WHAT YOU ARE ASKED TO DO: Set out each line from the following listing that includes the word "make".

+++ SUPPLIED RECORDS +++

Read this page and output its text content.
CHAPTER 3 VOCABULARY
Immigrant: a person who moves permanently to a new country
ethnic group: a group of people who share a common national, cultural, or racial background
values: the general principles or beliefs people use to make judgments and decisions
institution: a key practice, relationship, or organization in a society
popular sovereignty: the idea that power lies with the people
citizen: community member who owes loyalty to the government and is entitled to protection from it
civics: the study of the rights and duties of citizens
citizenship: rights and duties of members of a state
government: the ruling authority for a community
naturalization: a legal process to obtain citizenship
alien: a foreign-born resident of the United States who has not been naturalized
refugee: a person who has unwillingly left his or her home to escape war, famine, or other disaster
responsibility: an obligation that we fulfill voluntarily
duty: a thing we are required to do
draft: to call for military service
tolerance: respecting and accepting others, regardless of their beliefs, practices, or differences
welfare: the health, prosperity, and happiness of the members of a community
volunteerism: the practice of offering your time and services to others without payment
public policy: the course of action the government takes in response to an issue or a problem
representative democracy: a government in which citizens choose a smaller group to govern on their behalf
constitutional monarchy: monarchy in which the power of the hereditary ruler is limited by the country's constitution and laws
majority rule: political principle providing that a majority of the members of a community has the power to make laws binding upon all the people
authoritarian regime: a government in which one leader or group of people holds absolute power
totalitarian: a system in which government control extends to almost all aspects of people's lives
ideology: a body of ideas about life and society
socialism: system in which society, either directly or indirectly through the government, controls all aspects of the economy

+++

CORRECT RESPONSE:
values: the general principles or beliefs people use to make judgments and decisions
majority rule: political principle providing that a majority of the members of a community has the power to make laws binding upon all the people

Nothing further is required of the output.